#### INSTRUCTIONS FOR THE TASK:
Can you restate the records below word for word?

....

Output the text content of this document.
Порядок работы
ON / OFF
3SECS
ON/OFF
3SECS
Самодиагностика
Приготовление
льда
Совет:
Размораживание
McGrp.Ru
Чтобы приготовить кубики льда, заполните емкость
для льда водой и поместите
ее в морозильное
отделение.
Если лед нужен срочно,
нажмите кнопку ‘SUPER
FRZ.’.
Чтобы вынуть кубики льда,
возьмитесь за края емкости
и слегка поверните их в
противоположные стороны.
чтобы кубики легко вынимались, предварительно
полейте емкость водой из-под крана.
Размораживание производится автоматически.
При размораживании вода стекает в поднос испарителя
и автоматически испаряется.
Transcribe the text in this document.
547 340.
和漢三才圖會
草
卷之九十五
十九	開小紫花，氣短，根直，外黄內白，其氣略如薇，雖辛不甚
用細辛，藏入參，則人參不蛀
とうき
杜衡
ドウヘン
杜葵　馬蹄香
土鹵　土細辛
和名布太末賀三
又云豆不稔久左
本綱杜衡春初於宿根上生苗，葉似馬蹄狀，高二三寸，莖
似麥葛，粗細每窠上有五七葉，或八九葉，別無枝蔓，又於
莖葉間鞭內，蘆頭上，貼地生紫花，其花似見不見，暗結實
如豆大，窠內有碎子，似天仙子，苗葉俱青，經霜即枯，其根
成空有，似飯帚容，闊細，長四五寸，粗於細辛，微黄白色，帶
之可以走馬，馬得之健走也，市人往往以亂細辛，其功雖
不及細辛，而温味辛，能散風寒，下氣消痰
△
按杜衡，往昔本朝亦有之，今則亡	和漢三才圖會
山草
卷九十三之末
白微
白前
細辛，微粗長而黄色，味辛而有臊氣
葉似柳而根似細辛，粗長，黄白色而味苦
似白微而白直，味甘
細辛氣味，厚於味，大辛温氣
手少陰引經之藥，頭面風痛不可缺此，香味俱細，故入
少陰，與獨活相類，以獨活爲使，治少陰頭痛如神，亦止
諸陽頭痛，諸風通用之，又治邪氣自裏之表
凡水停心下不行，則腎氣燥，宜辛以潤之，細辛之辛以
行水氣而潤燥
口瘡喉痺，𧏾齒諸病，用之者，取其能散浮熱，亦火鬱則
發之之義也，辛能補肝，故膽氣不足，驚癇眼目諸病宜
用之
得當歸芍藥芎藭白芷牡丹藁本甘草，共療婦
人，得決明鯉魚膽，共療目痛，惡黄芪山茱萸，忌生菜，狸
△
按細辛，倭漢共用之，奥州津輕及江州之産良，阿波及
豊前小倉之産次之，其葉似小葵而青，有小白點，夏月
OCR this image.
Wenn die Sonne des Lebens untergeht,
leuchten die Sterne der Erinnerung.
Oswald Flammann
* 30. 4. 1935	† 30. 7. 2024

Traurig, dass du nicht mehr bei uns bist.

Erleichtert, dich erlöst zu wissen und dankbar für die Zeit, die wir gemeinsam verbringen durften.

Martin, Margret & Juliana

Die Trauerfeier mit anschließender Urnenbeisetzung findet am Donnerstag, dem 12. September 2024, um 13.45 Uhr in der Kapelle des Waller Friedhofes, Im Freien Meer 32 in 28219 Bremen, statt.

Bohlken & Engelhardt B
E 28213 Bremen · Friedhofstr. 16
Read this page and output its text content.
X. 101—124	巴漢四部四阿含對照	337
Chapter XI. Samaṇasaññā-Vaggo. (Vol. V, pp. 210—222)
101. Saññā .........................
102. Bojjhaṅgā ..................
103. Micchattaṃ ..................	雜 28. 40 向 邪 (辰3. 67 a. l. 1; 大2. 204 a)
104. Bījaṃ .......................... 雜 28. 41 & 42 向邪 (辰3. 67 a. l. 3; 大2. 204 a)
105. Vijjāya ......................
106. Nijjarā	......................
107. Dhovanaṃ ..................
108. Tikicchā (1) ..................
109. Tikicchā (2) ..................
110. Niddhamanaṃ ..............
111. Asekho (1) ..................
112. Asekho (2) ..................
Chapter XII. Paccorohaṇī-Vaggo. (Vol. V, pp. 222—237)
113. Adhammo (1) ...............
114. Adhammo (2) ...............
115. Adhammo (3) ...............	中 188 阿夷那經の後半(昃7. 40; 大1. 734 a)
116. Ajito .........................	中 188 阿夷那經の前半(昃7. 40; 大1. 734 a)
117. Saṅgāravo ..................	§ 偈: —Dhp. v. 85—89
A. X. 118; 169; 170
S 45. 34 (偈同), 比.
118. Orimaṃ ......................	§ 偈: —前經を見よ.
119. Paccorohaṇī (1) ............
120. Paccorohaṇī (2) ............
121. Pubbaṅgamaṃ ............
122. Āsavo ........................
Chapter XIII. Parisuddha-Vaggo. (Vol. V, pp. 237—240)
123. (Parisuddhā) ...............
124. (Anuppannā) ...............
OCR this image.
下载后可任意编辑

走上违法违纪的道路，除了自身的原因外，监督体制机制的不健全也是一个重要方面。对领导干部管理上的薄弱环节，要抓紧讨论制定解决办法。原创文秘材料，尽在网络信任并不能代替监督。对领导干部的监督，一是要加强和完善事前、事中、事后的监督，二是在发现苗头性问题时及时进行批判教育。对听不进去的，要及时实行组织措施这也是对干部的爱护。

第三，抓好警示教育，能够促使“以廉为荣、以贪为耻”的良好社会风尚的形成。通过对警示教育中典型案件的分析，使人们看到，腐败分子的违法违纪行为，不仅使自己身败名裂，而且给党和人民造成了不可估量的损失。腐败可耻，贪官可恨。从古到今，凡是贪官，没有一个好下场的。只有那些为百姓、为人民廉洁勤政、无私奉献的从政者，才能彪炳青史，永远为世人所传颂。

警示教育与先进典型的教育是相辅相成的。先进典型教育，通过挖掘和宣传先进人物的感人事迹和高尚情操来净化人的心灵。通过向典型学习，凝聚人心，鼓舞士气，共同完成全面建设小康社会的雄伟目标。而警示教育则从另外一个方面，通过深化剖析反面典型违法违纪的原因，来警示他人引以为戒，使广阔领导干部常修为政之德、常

....

#### EXPECTED ANSWER:
Output the text content of this document.
Порядок работы
ON / OFF
3SECS
ON/OFF
3SECS
Самодиагностика
Приготовление
льда
Совет:
Размораживание
McGrp.Ru
Чтобы приготовить кубики льда, заполните емкость
для льда водой и поместите
ее в морозильное
отделение.
Если лед нужен срочно,
нажмите кнопку ‘SUPER
FRZ.’.
Чтобы вынуть кубики льда,
возьмитесь за края емкости
и слегка поверните их в
противоположные стороны.
чтобы кубики легко вынимались, предварительно
полейте емкость водой из-под крана.
Размораживание производится автоматически.
При размораживании вода стекает в поднос испарителя
и автоматически испаряется.
Transcribe the text in this document.
547 340.
和漢三才圖會
草
卷之九十五
十九	開小紫花，氣短，根直，外黄內白，其氣略如薇，雖辛不甚
用細辛，藏入參，則人參不蛀
とうき
杜衡
ドウヘン
杜葵　馬蹄香
土鹵　土細辛
和名布太末賀三
又云豆不稔久左
本綱杜衡春初於宿根上生苗，葉似馬蹄狀，高二三寸，莖
似麥葛，粗細每窠上有五七葉，或八九葉，別無枝蔓，又於
莖葉間鞭內，蘆頭上，貼地生紫花，其花似見不見，暗結實
如豆大，窠內有碎子，似天仙子，苗葉俱青，經霜即枯，其根
成空有，似飯帚容，闊細，長四五寸，粗於細辛，微黄白色，帶
之可以走馬，馬得之健走也，市人往往以亂細辛，其功雖
不及細辛，而温味辛，能散風寒，下氣消痰
△
按杜衡，往昔本朝亦有之，今則亡	和漢三才圖會
山草
卷九十三之末
白微
白前
細辛，微粗長而黄色，味辛而有臊氣
葉似柳而根似細辛，粗長，黄白色而味苦
似白微而白直，味甘
細辛氣味，厚於味，大辛温氣
手少陰引經之藥，頭面風痛不可缺此，香味俱細，故入
少陰，與獨活相類，以獨活爲使，治少陰頭痛如神，亦止
諸陽頭痛，諸風通用之，又治邪氣自裏之表
凡水停心下不行，則腎氣燥，宜辛以潤之，細辛之辛以
行水氣而潤燥
口瘡喉痺，𧏾齒諸病，用之者，取其能散浮熱，亦火鬱則
發之之義也，辛能補肝，故膽氣不足，驚癇眼目諸病宜
用之
得當歸芍藥芎藭白芷牡丹藁本甘草，共療婦
人，得決明鯉魚膽，共療目痛，惡黄芪山茱萸，忌生菜，狸
△
按細辛，倭漢共用之，奥州津輕及江州之産良，阿波及
豊前小倉之産次之，其葉似小葵而青，有小白點，夏月
OCR this image.
Wenn die Sonne des Lebens untergeht,
leuchten die Sterne der Erinnerung.
Oswald Flammann
* 30. 4. 1935	† 30. 7. 2024

Traurig, dass du nicht mehr bei uns bist.

Erleichtert, dich erlöst zu wissen und dankbar für die Zeit, die wir gemeinsam verbringen durften.

Martin, Margret & Juliana

Die Trauerfeier mit anschließender Urnenbeisetzung findet am Donnerstag, dem 12. September 2024, um 13.45 Uhr in der Kapelle des Waller Friedhofes, Im Freien Meer 32 in 28219 Bremen, statt.

Bohlken & Engelhardt B
E 28213 Bremen · Friedhofstr. 16
Read this page and output its text content.
X. 101—124	巴漢四部四阿含對照	337
Chapter XI. Samaṇasaññā-Vaggo. (Vol. V, pp. 210—222)
101. Saññā .........................
102. Bojjhaṅgā ..................
103. Micchattaṃ ..................	雜 28. 40 向 邪 (辰3. 67 a. l. 1; 大2. 204 a)
104. Bījaṃ .......................... 雜 28. 41 & 42 向邪 (辰3. 67 a. l. 3; 大2. 204 a)
105. Vijjāya ......................
106. Nijjarā	......................
107. Dhovanaṃ ..................
108. Tikicchā (1) ..................
109. Tikicchā (2) ..................
110. Niddhamanaṃ ..............
111. Asekho (1) ..................
112. Asekho (2) ..................
Chapter XII. Paccorohaṇī-Vaggo. (Vol. V, pp. 222—237)
113. Adhammo (1) ...............
114. Adhammo (2) ...............
115. Adhammo (3) ...............	中 188 阿夷那經の後半(昃7. 40; 大1. 734 a)
116. Ajito .........................	中 188 阿夷那經の前半(昃7. 40; 大1. 734 a)
117. Saṅgāravo ..................	§ 偈: —Dhp. v. 85—89
A. X. 118; 169; 170
S 45. 34 (偈同), 比.
118. Orimaṃ ......................	§ 偈: —前經を見よ.
119. Paccorohaṇī (1) ............
120. Paccorohaṇī (2) ............
121. Pubbaṅgamaṃ ............
122. Āsavo ........................
Chapter XIII. Parisuddha-Vaggo. (Vol. V, pp. 237—240)
123. (Parisuddhā) ...............
124. (Anuppannā) ...............
OCR this image.
下载后可任意编辑

走上违法违纪的道路，除了自身的原因外，监督体制机制的不健全也是一个重要方面。对领导干部管理上的薄弱环节，要抓紧讨论制定解决办法。原创文秘材料，尽在网络信任并不能代替监督。对领导干部的监督，一是要加强和完善事前、事中、事后的监督，二是在发现苗头性问题时及时进行批判教育。对听不进去的，要及时实行组织措施这也是对干部的爱护。

第三，抓好警示教育，能够促使“以廉为荣、以贪为耻”的良好社会风尚的形成。通过对警示教育中典型案件的分析，使人们看到，腐败分子的违法违纪行为，不仅使自己身败名裂，而且给党和人民造成了不可估量的损失。腐败可耻，贪官可恨。从古到今，凡是贪官，没有一个好下场的。只有那些为百姓、为人民廉洁勤政、无私奉献的从政者，才能彪炳青史，永远为世人所传颂。

警示教育与先进典型的教育是相辅相成的。先进典型教育，通过挖掘和宣传先进人物的感人事迹和高尚情操来净化人的心灵。通过向典型学习，凝聚人心，鼓舞士气，共同完成全面建设小康社会的雄伟目标。而警示教育则从另外一个方面，通过深化剖析反面典型违法违纪的原因，来警示他人引以为戒，使广阔领导干部常修为政之德、常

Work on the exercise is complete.